Dataset entries
— Start —
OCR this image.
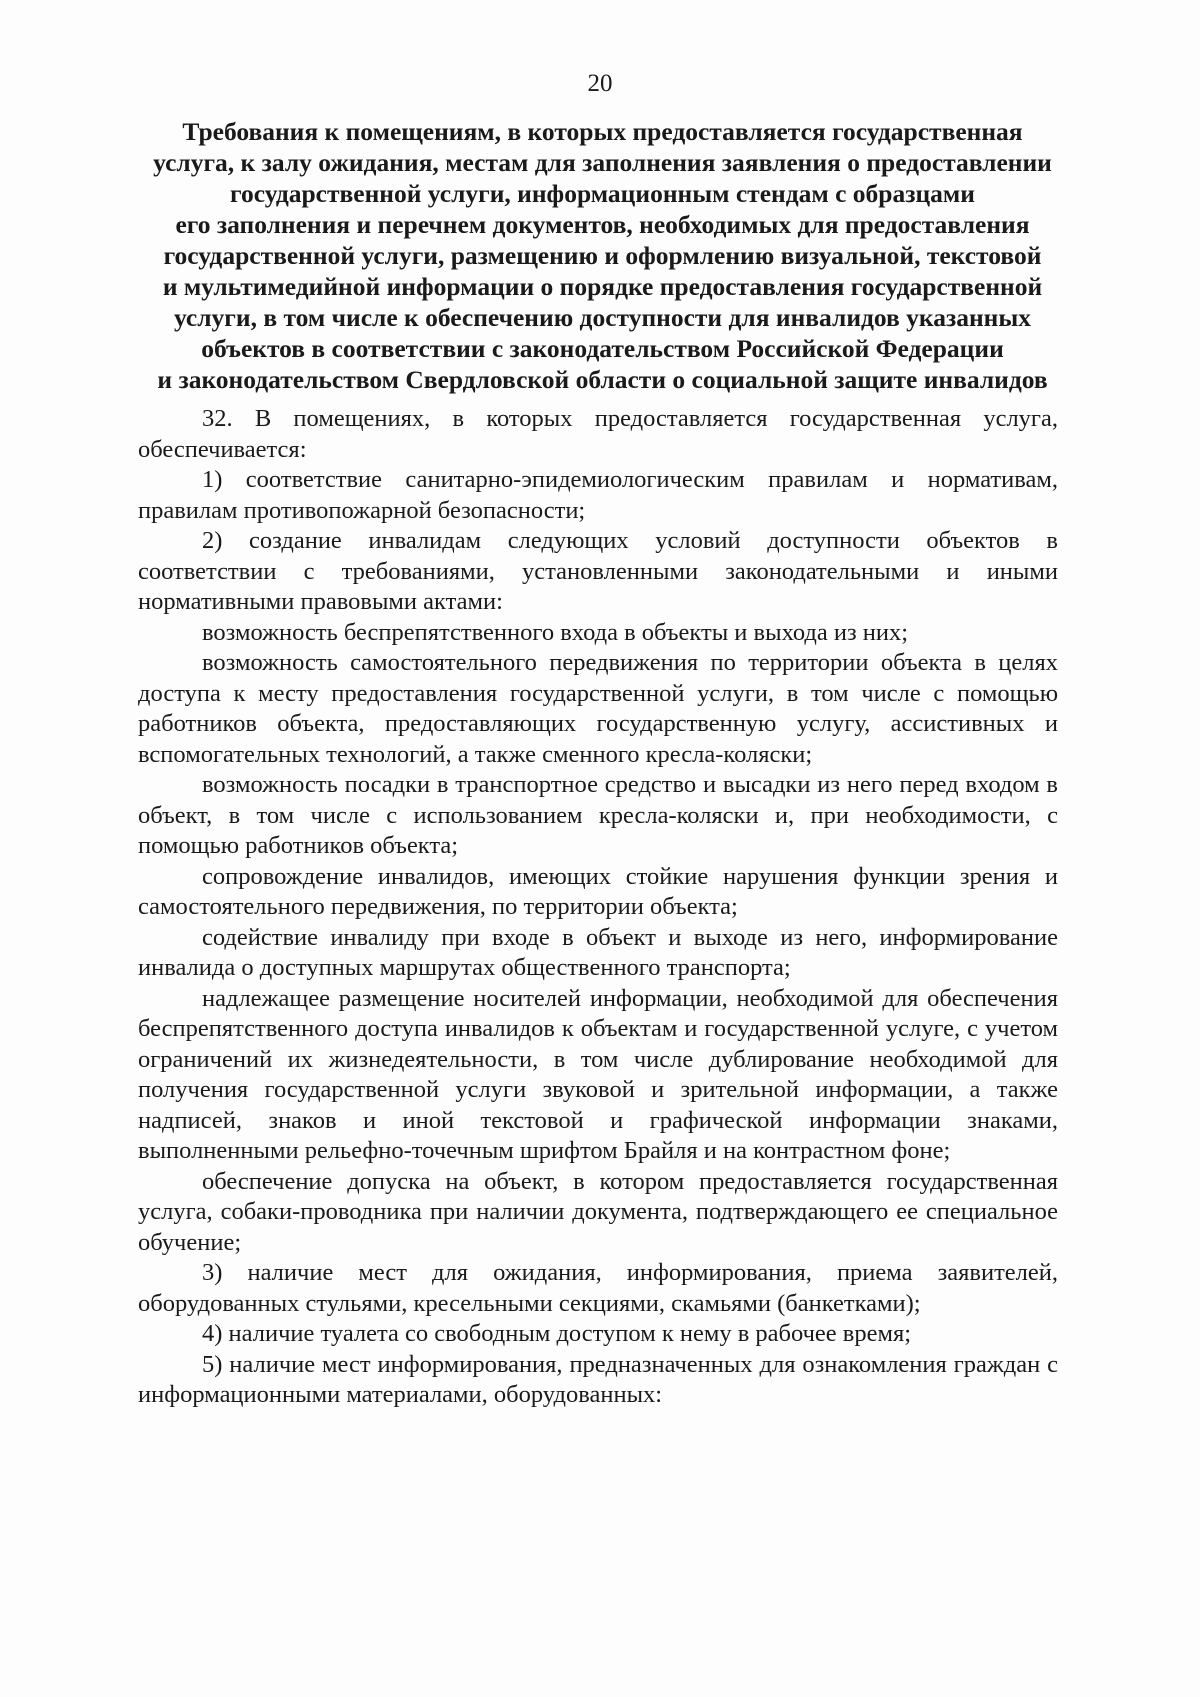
20
Требования к помещениям, в которых предоставляется государственная
услуга, к залу ожидания, местам для заполнения заявления о предоставлении
государственной услуги, информационным стендам с образцами
его заполнения и перечнем документов, необходимых для предоставления
государственной услуги, размещению и оформлению визуальной, текстовой
и мультимедийной информации о порядке предоставления государственной
услуги, в том числе к обеспечению доступности для инвалидов указанных
объектов в соответствии с законодательством Российской Федерации
и законодательством Свердловской области о социальной защите инвалидов

32. В помещениях, в которых предоставляется государственная услуга, обеспечивается:

1) соответствие санитарно-эпидемиологическим правилам и нормативам, правилам противопожарной безопасности;

2) создание инвалидам следующих условий доступности объектов в соответствии с требованиями, установленными законодательными и иными нормативными правовыми актами:

возможность беспрепятственного входа в объекты и выхода из них;

возможность самостоятельного передвижения по территории объекта в целях доступа к месту предоставления государственной услуги, в том числе с помощью работников объекта, предоставляющих государственную услугу, ассистивных и вспомогательных технологий, а также сменного кресла-коляски;

возможность посадки в транспортное средство и высадки из него перед входом в объект, в том числе с использованием кресла-коляски и, при необходимости, с помощью работников объекта;

сопровождение инвалидов, имеющих стойкие нарушения функции зрения и самостоятельного передвижения, по территории объекта;

содействие инвалиду при входе в объект и выходе из него, информирование инвалида о доступных маршрутах общественного транспорта;

надлежащее размещение носителей информации, необходимой для обеспечения беспрепятственного доступа инвалидов к объектам и государственной услуге, с учетом ограничений их жизнедеятельности, в том числе дублирование необходимой для получения государственной услуги звуковой и зрительной информации, а также надписей, знаков и иной текстовой и графической информации знаками, выполненными рельефно-точечным шрифтом Брайля и на контрастном фоне;

обеспечение допуска на объект, в котором предоставляется государственная услуга, собаки-проводника при наличии документа, подтверждающего ее специальное обучение;

3) наличие мест для ожидания, информирования, приема заявителей, оборудованных стульями, кресельными секциями, скамьями (банкетками);

4) наличие туалета со свободным доступом к нему в рабочее время;

5) наличие мест информирования, предназначенных для ознакомления граждан с информационными материалами, оборудованных:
— End —
## Your goal
Retype the records exactly. Any image in them should not appear in what you write.

## Response below
OCR this image.
20
Требования к помещениям, в которых предоставляется государственная
услуга, к залу ожидания, местам для заполнения заявления о предоставлении
государственной услуги, информационным стендам с образцами
его заполнения и перечнем документов, необходимых для предоставления
государственной услуги, размещению и оформлению визуальной, текстовой
и мультимедийной информации о порядке предоставления государственной
услуги, в том числе к обеспечению доступности для инвалидов указанных
объектов в соответствии с законодательством Российской Федерации
и законодательством Свердловской области о социальной защите инвалидов

32. В помещениях, в которых предоставляется государственная услуга, обеспечивается:

1) соответствие санитарно-эпидемиологическим правилам и нормативам, правилам противопожарной безопасности;

2) создание инвалидам следующих условий доступности объектов в соответствии с требованиями, установленными законодательными и иными нормативными правовыми актами:

возможность беспрепятственного входа в объекты и выхода из них;

возможность самостоятельного передвижения по территории объекта в целях доступа к месту предоставления государственной услуги, в том числе с помощью работников объекта, предоставляющих государственную услугу, ассистивных и вспомогательных технологий, а также сменного кресла-коляски;

возможность посадки в транспортное средство и высадки из него перед входом в объект, в том числе с использованием кресла-коляски и, при необходимости, с помощью работников объекта;

сопровождение инвалидов, имеющих стойкие нарушения функции зрения и самостоятельного передвижения, по территории объекта;

содействие инвалиду при входе в объект и выходе из него, информирование инвалида о доступных маршрутах общественного транспорта;

надлежащее размещение носителей информации, необходимой для обеспечения беспрепятственного доступа инвалидов к объектам и государственной услуге, с учетом ограничений их жизнедеятельности, в том числе дублирование необходимой для получения государственной услуги звуковой и зрительной информации, а также надписей, знаков и иной текстовой и графической информации знаками, выполненными рельефно-точечным шрифтом Брайля и на контрастном фоне;

обеспечение допуска на объект, в котором предоставляется государственная услуга, собаки-проводника при наличии документа, подтверждающего ее специальное обучение;

3) наличие мест для ожидания, информирования, приема заявителей, оборудованных стульями, кресельными секциями, скамьями (банкетками);

4) наличие туалета со свободным доступом к нему в рабочее время;

5) наличие мест информирования, предназначенных для ознакомления граждан с информационными материалами, оборудованных:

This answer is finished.